(Dataset listings of figures)
________________________

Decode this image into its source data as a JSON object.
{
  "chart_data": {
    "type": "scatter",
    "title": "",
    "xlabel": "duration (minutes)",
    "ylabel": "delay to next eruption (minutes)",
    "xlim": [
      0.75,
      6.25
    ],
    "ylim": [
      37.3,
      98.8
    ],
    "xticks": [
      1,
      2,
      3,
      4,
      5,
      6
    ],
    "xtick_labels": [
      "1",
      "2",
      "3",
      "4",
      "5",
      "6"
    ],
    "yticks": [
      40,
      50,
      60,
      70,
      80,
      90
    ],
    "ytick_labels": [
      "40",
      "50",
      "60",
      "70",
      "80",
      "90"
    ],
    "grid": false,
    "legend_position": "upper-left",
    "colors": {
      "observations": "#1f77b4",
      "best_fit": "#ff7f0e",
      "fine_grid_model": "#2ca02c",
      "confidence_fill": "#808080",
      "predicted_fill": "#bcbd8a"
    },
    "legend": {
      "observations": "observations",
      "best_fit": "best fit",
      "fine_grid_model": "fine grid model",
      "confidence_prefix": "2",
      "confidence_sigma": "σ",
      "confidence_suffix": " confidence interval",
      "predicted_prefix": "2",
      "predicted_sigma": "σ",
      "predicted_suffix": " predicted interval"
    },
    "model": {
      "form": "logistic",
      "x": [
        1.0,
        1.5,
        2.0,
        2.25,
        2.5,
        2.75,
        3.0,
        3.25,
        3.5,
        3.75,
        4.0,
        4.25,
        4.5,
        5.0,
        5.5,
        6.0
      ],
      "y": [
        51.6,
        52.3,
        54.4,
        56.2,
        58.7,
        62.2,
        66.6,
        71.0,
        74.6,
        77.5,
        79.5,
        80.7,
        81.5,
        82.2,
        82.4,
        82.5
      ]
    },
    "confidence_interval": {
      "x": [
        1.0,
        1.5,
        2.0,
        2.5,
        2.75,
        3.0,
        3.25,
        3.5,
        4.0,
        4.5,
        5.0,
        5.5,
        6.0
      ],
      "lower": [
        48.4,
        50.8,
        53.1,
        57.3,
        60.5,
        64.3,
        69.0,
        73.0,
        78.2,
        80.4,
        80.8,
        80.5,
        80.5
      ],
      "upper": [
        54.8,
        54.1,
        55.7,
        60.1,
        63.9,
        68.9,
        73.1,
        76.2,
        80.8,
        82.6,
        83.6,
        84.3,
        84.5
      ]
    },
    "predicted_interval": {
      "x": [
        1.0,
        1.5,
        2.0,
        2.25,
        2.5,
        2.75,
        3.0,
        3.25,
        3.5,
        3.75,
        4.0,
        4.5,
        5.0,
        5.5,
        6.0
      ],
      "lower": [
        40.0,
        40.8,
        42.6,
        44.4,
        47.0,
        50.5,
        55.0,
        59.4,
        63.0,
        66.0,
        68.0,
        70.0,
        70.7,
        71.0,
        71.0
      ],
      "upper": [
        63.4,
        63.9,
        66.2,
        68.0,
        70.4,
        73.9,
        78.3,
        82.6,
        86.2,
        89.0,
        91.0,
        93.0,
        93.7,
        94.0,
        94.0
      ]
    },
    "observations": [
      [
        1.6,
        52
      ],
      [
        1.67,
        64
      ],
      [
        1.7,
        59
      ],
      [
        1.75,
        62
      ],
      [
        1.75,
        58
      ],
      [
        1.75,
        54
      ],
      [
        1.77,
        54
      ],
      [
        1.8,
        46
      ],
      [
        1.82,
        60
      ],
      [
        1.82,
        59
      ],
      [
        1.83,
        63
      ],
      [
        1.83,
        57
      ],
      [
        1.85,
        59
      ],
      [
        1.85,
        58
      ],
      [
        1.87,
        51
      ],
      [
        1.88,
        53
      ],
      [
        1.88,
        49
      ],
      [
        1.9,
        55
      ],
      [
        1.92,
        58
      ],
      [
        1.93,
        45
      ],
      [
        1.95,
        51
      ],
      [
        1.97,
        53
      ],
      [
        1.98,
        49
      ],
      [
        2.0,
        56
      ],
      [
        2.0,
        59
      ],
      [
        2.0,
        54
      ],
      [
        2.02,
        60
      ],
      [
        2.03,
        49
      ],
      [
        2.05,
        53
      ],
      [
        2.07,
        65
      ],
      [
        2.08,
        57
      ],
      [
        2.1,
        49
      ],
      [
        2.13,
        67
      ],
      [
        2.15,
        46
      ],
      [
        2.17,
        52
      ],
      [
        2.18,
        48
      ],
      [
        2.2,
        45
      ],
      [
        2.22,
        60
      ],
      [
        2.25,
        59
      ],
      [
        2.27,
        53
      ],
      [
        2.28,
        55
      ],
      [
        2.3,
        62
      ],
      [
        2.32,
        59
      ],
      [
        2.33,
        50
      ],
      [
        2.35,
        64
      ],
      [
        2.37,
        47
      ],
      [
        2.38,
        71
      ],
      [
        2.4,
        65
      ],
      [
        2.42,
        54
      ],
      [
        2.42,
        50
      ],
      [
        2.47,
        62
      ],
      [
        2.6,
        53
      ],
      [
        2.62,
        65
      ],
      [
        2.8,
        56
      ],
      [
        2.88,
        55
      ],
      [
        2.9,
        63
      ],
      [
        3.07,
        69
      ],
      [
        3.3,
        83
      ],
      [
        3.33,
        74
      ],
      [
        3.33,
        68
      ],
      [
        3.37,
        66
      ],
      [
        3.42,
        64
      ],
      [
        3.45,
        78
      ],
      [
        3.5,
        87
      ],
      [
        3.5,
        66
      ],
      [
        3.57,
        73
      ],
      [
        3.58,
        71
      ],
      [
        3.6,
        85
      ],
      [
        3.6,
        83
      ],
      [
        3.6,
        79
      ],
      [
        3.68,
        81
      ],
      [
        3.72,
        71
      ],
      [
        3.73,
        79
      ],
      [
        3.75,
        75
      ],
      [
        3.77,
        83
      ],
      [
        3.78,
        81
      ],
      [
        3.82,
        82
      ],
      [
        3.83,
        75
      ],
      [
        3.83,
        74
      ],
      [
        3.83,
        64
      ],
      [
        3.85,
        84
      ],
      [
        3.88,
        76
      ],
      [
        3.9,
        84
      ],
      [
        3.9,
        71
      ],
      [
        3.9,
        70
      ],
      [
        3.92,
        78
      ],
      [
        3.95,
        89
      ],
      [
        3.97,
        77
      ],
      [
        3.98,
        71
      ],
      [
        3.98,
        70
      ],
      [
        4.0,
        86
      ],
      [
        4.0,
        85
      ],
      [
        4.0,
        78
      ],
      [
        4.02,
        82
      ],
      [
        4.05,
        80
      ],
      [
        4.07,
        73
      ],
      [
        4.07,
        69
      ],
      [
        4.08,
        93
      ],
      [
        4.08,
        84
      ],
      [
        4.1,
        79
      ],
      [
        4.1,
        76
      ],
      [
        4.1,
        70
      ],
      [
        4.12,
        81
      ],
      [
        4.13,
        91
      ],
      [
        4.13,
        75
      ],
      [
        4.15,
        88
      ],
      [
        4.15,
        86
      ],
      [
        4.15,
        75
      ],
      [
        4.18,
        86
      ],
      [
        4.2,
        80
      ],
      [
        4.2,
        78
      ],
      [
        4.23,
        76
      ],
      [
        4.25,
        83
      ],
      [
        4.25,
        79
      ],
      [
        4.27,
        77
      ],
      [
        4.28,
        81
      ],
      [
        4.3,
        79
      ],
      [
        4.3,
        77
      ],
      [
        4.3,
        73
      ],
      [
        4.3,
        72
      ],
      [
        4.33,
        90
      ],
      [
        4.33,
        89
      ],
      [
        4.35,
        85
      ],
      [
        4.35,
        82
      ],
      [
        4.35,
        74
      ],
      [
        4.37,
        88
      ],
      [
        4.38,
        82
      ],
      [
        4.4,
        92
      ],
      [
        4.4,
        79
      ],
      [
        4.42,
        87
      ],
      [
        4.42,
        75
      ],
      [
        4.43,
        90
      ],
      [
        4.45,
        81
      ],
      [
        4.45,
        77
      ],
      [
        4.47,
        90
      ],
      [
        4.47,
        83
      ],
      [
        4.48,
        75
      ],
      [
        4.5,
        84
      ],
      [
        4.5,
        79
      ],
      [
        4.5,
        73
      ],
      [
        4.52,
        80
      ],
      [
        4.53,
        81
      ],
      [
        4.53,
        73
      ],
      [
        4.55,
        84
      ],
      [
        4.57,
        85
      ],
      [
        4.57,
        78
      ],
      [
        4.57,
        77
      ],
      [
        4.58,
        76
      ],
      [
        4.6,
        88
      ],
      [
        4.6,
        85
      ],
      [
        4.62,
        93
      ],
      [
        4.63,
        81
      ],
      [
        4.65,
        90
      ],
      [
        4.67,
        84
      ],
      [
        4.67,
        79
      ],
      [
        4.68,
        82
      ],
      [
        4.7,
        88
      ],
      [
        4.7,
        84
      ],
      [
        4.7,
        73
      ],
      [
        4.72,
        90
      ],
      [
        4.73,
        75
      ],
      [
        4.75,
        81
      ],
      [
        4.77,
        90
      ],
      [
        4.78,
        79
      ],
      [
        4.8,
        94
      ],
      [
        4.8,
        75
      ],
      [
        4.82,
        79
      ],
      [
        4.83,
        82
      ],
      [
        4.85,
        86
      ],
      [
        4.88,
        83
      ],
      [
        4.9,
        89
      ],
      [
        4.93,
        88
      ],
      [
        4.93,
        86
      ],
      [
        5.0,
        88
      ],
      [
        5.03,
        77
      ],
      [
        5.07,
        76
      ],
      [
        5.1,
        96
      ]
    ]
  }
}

________________________

* **WHAT TO DO**: Track down every line with the word "observations" and copy it.

* **EXERCISE OUTPUT**:
      "observations": "#1f77b4",
      "observations": "observations",
    "observations": [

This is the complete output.